§ Work required
Report how many lines of the entries below contain the word "this", and nothing more.

─── Listing ───

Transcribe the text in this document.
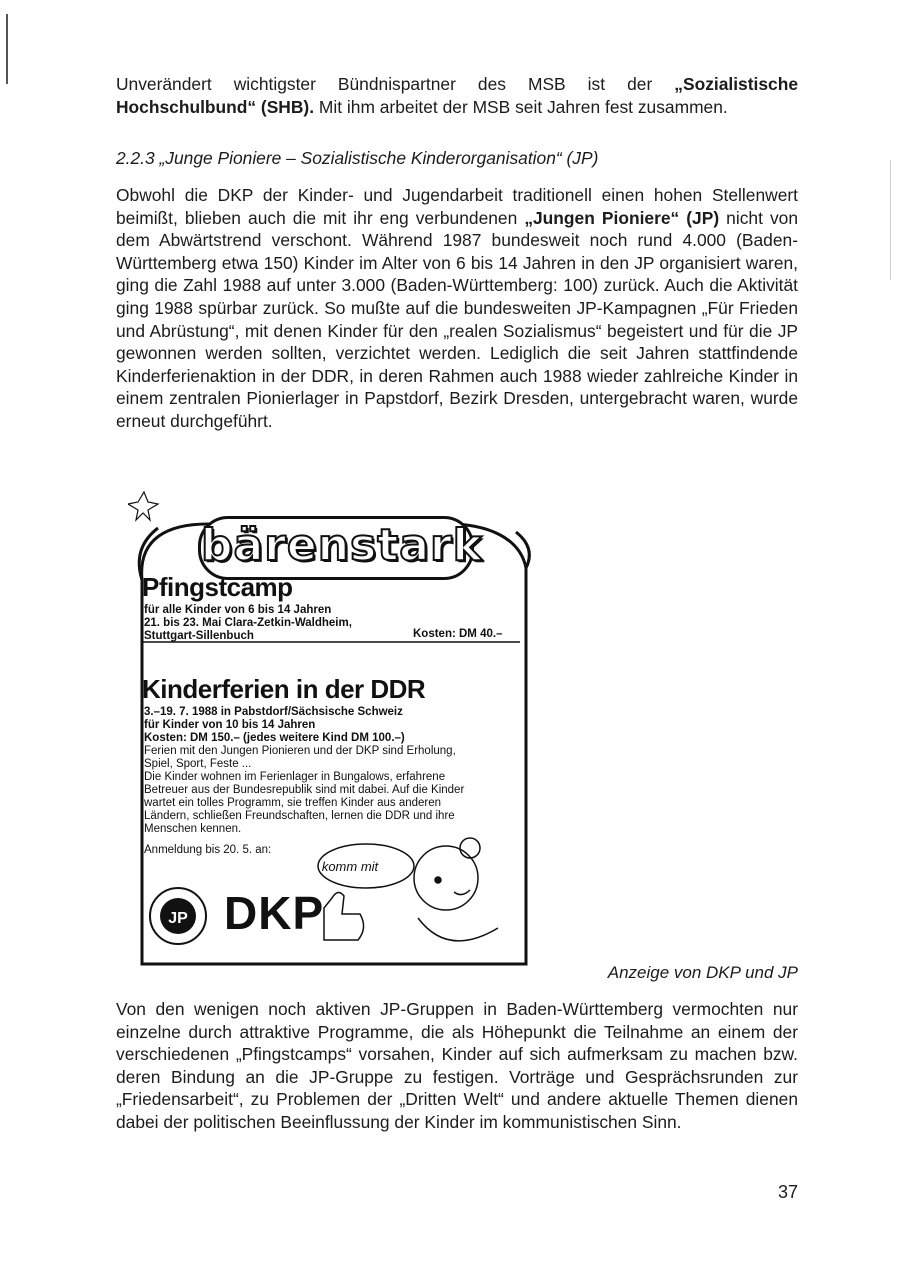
Unverändert wichtigster Bündnispartner des MSB ist der „Sozialistische Hochschulbund“ (SHB). Mit ihm arbeitet der MSB seit Jahren fest zusammen.

2.2.3 „Junge Pioniere – Sozialistische Kinderorganisation“ (JP)

Obwohl die DKP der Kinder- und Jugendarbeit traditionell einen hohen Stellenwert beimißt, blieben auch die mit ihr eng verbundenen „Jungen Pioniere“ (JP) nicht von dem Abwärtstrend verschont. Während 1987 bundesweit noch rund 4.000 (Baden-Württemberg etwa 150) Kinder im Alter von 6 bis 14 Jahren in den JP organisiert waren, ging die Zahl 1988 auf unter 3.000 (Baden-Württemberg: 100) zurück. Auch die Aktivität ging 1988 spürbar zurück. So mußte auf die bundesweiten JP-Kampagnen „Für Frieden und Abrüstung“, mit denen Kinder für den „realen Sozialismus“ begeistert und für die JP gewonnen werden sollten, verzichtet werden. Lediglich die seit Jahren stattfindende Kinderferienaktion in der DDR, in deren Rahmen auch 1988 wieder zahlreiche Kinder in einem zentralen Pionierlager in Papstdorf, Bezirk Dresden, untergebracht waren, wurde erneut durchgeführt.

JP
komm mit
bärenstark
Pfingstcamp
für alle Kinder von 6 bis 14 Jahren
21. bis 23. Mai Clara-Zetkin-Waldheim,
Stuttgart-Sillenbuch	Kosten: DM 40.–
Kinderferien in der DDR
3.–19. 7. 1988 in Pabstdorf/Sächsische Schweiz
für Kinder von 10 bis 14 Jahren
Kosten: DM 150.– (jedes weitere Kind DM 100.–)
Ferien mit den Jungen Pionieren und der DKP sind Erholung,
Spiel, Sport, Feste ...
Die Kinder wohnen im Ferienlager in Bungalows, erfahrene
Betreuer aus der Bundesrepublik sind mit dabei. Auf die Kinder
wartet ein tolles Programm, sie treffen Kinder aus anderen
Ländern, schließen Freundschaften, lernen die DDR und ihre
Menschen kennen.
Anmeldung bis 20. 5. an:
DKP
Anzeige von DKP und JP

Von den wenigen noch aktiven JP-Gruppen in Baden-Württemberg vermochten nur einzelne durch attraktive Programme, die als Höhepunkt die Teilnahme an einem der verschiedenen „Pfingstcamps“ vorsahen, Kinder auf sich aufmerksam zu machen bzw. deren Bindung an die JP-Gruppe zu festigen. Vorträge und Gesprächsrunden zur „Friedensarbeit“, zu Problemen der „Dritten Welt“ und andere aktuelle Themen dienen dabei der politischen Beeinflussung der Kinder im kommunistischen Sinn.

37
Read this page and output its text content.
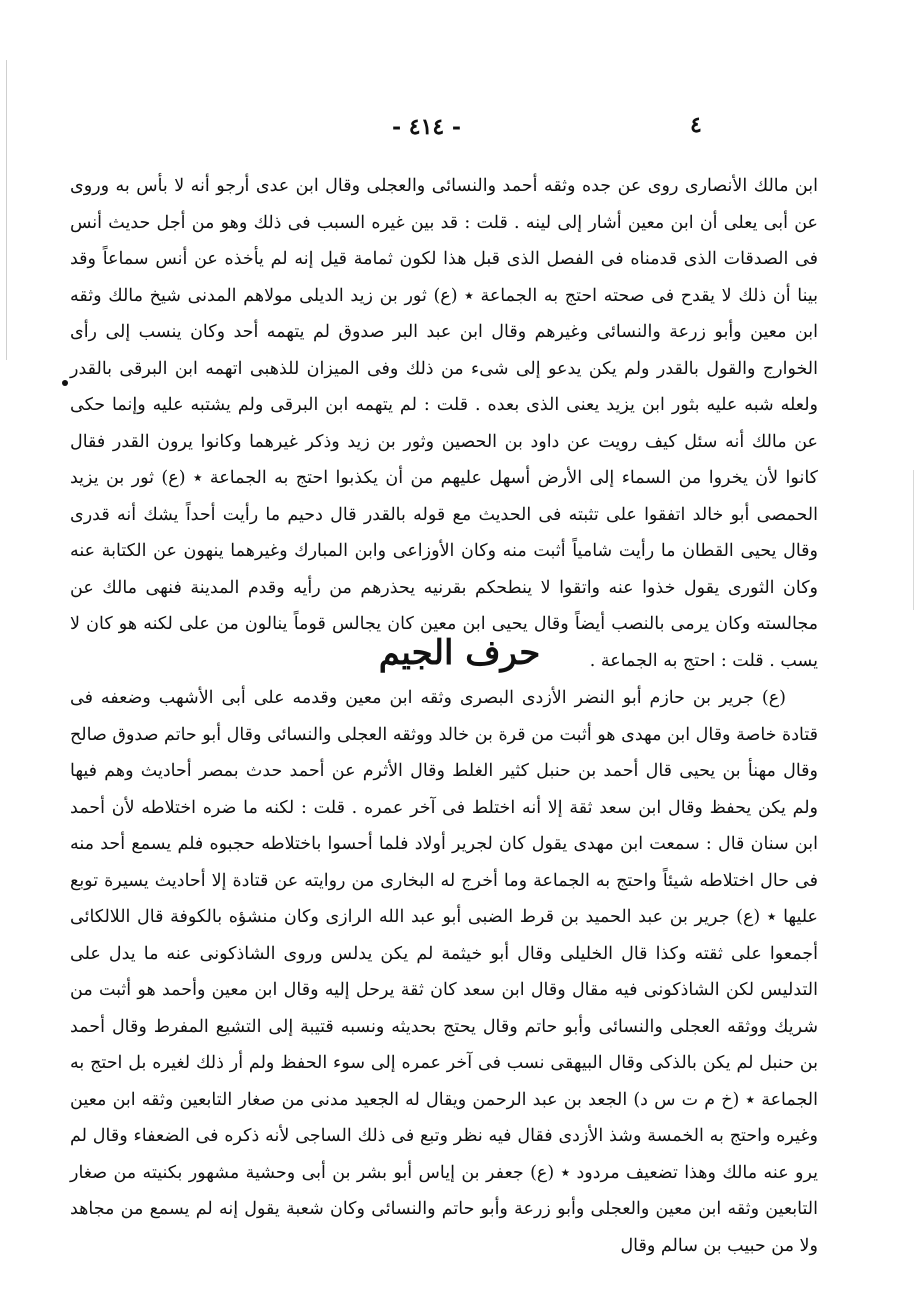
- ٤١٤ -	٤

ابن مالك الأنصارى روى عن جده وثقه أحمد والنسائى والعجلى وقال ابن عدى أرجو أنه لا بأس به وروى عن أبى يعلى أن ابن معين أشار إلى لينه . قلت : قد بين غيره السبب فى ذلك وهو من أجل حديث أنس فى الصدقات الذى قدمناه فى الفصل الذى قبل هذا لكون ثمامة قيل إنه لم يأخذه عن أنس سماعاً وقد بينا أن ذلك لا يقدح فى صحته احتج به الجماعة ٭ (ع) ثور بن زيد الديلى مولاهم المدنى شيخ مالك وثقه ابن معين وأبو زرعة والنسائى وغيرهم وقال ابن عبد البر صدوق لم يتهمه أحد وكان ينسب إلى رأى الخوارج والقول بالقدر ولم يكن يدعو إلى شىء من ذلك وفى الميزان للذهبى اتهمه ابن البرقى بالقدر ولعله شبه عليه بثور ابن يزيد يعنى الذى بعده . قلت : لم يتهمه ابن البرقى ولم يشتبه عليه وإنما حكى عن مالك أنه سئل كيف رويت عن داود بن الحصين وثور بن زيد وذكر غيرهما وكانوا يرون القدر فقال كانوا لأن يخروا من السماء إلى الأرض أسهل عليهم من أن يكذبوا احتج به الجماعة ٭ (ع) ثور بن يزيد الحمصى أبو خالد اتفقوا على تثبته فى الحديث مع قوله بالقدر قال دحيم ما رأيت أحداً يشك أنه قدرى وقال يحيى القطان ما رأيت شامياً أثبت منه وكان الأوزاعى وابن المبارك وغيرهما ينهون عن الكتابة عنه وكان الثورى يقول خذوا عنه واتقوا لا ينطحكم بقرنيه يحذرهم من رأيه وقدم المدينة فنهى مالك عن مجالسته وكان يرمى بالنصب أيضاً وقال يحيى ابن معين كان يجالس قوماً ينالون من على لكنه هو كان لا يسب . قلت : احتج به الجماعة .

حرف الجيم

(ع) جرير بن حازم أبو النضر الأزدى البصرى وثقه ابن معين وقدمه على أبى الأشهب وضعفه فى قتادة خاصة وقال ابن مهدى هو أثبت من قرة بن خالد ووثقه العجلى والنسائى وقال أبو حاتم صدوق صالح وقال مهنأ بن يحيى قال أحمد بن حنبل كثير الغلط وقال الأثرم عن أحمد حدث بمصر أحاديث وهم فيها ولم يكن يحفظ وقال ابن سعد ثقة إلا أنه اختلط فى آخر عمره . قلت : لكنه ما ضره اختلاطه لأن أحمد ابن سنان قال : سمعت ابن مهدى يقول كان لجرير أولاد فلما أحسوا باختلاطه حجبوه فلم يسمع أحد منه فى حال اختلاطه شيئاً واحتج به الجماعة وما أخرج له البخارى من روايته عن قتادة إلا أحاديث يسيرة توبع عليها ٭ (ع) جرير بن عبد الحميد بن قرط الضبى أبو عبد الله الرازى وكان منشؤه بالكوفة قال اللالكائى أجمعوا على ثقته وكذا قال الخليلى وقال أبو خيثمة لم يكن يدلس وروى الشاذكونى عنه ما يدل على التدليس لكن الشاذكونى فيه مقال وقال ابن سعد كان ثقة يرحل إليه وقال ابن معين وأحمد هو أثبت من شريك ووثقه العجلى والنسائى وأبو حاتم وقال يحتج بحديثه ونسبه قتيبة إلى التشيع المفرط وقال أحمد بن حنبل لم يكن بالذكى وقال البيهقى نسب فى آخر عمره إلى سوء الحفظ ولم أر ذلك لغيره بل احتج به الجماعة ٭ (خ م ت س د) الجعد بن عبد الرحمن ويقال له الجعيد مدنى من صغار التابعين وثقه ابن معين وغيره واحتج به الخمسة وشذ الأزدى فقال فيه نظر وتبع فى ذلك الساجى لأنه ذكره فى الضعفاء وقال لم يرو عنه مالك وهذا تضعيف مردود ٭ (ع) جعفر بن إياس أبو بشر بن أبى وحشية مشهور بكنيته من صغار التابعين وثقه ابن معين والعجلى وأبو زرعة وأبو حاتم والنسائى وكان شعبة يقول إنه لم يسمع من مجاهد ولا من حبيب بن سالم وقال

───

§ Correct response
2